#### INSTRUCTIONS TO FOLLOW
From the entries below, count the lines with "Output". Write only the count.

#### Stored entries
|---|
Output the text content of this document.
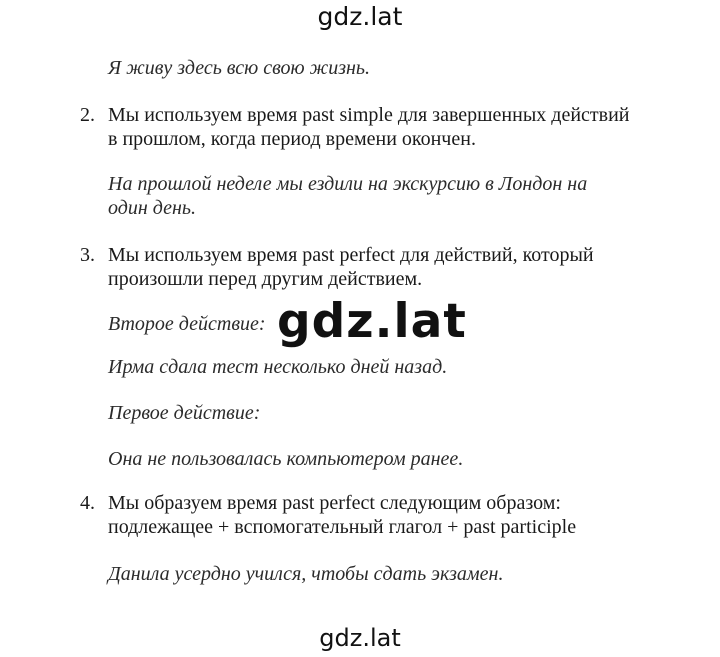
gdz.lat
Я живу здесь всю свою жизнь.
2. Мы используем время past simple для завершенных действий
в прошлом, когда период времени окончен.
На прошлой неделе мы ездили на экскурсию в Лондон на
один день.
3. Мы используем время past perfect для действий, который
произошли перед другим действием.
Второе действие:
Ирма сдала тест несколько дней назад.
Первое действие:
Она не пользовалась компьютером ранее.
gdz.lat
4. Мы образуем время past perfect следующим образом:
подлежащее + вспомогательный глагол + past participle
Данила усердно учился, чтобы сдать экзамен.
gdz.lat
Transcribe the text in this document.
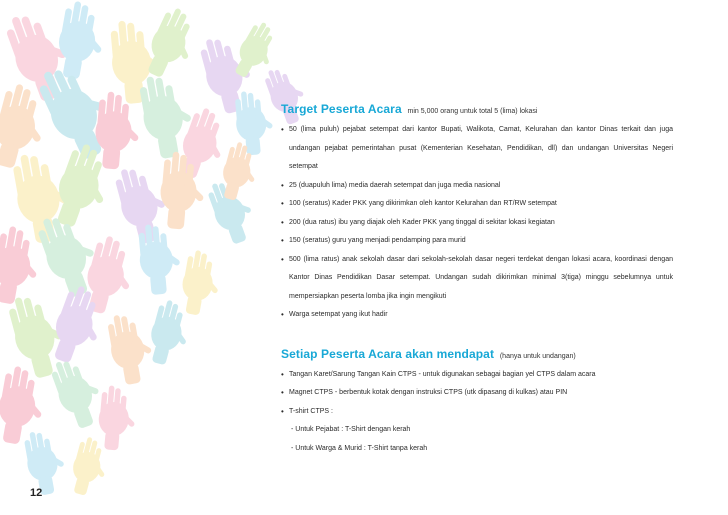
12
Target Peserta Acara min 5,000 orang untuk total 5 (lima) lokasi
• 50 (lima puluh) pejabat setempat dari kantor Bupati, Walikota, Camat, Kelurahan dan kantor Dinas terkait dan juga undangan pejabat pemerintahan pusat (Kementerian Kesehatan, Pendidikan, dll) dan undangan Universitas Negeri setempat
• 25 (duapuluh lima) media daerah setempat dan juga media nasional
• 100 (seratus) Kader PKK yang dikirimkan oleh kantor Kelurahan dan RT/RW setempat
• 200 (dua ratus) ibu yang diajak oleh Kader PKK yang tinggal di sekitar lokasi kegiatan
• 150 (seratus) guru yang menjadi pendamping para murid
• 500 (lima ratus) anak sekolah dasar dari sekolah-sekolah dasar negeri terdekat dengan lokasi acara, koordinasi dengan Kantor Dinas Pendidikan Dasar setempat. Undangan sudah dikirimkan minimal 3(tiga) minggu sebelumnya untuk mempersiapkan peserta lomba jika ingin mengikuti
• Warga setempat yang ikut hadir
Setiap Peserta Acara akan mendapat (hanya untuk undangan)
• Tangan Karet/Sarung Tangan Kain CTPS - untuk digunakan sebagai bagian yel CTPS dalam acara
• Magnet CTPS - berbentuk kotak dengan instruksi CTPS (utk dipasang di kulkas) atau PIN
• T-shirt CTPS :
- Untuk Pejabat : T-Shirt dengan kerah
- Untuk Warga & Murid : T-Shirt tanpa kerah
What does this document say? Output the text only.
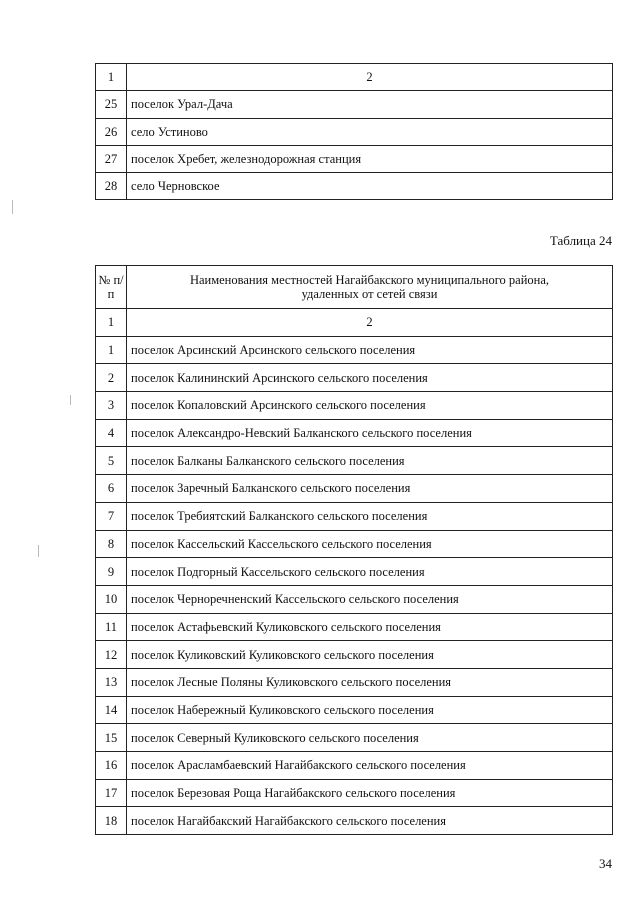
1	2
25	поселок Урал-Дача
26	село Устиново
27	поселок Хребет, железнодорожная станция
28	село Черновское
Таблица 24
№ п/п	Наименования местностей Нагайбакского муниципального района, удаленных от сетей связи
1	2
1	поселок Арсинский Арсинского сельского поселения
2	поселок Калининский Арсинского сельского поселения
3	поселок Копаловский Арсинского сельского поселения
4	поселок Александро-Невский Балканского сельского поселения
5	поселок Балканы Балканского сельского поселения
6	поселок Заречный Балканского сельского поселения
7	поселок Требиятский Балканского сельского поселения
8	поселок Кассельский Кассельского сельского поселения
9	поселок Подгорный Кассельского сельского поселения
10	поселок Черноречненский Кассельского сельского поселения
11	поселок Астафьевский Куликовского сельского поселения
12	поселок Куликовский Куликовского сельского поселения
13	поселок Лесные Поляны Куликовского сельского поселения
14	поселок Набережный Куликовского сельского поселения
15	поселок Северный Куликовского сельского поселения
16	поселок Арасламбаевский Нагайбакского сельского поселения
17	поселок Березовая Роща Нагайбакского сельского поселения
18	поселок Нагайбакский Нагайбакского сельского поселения
34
|---|
#### THE COMPLETED TASK
2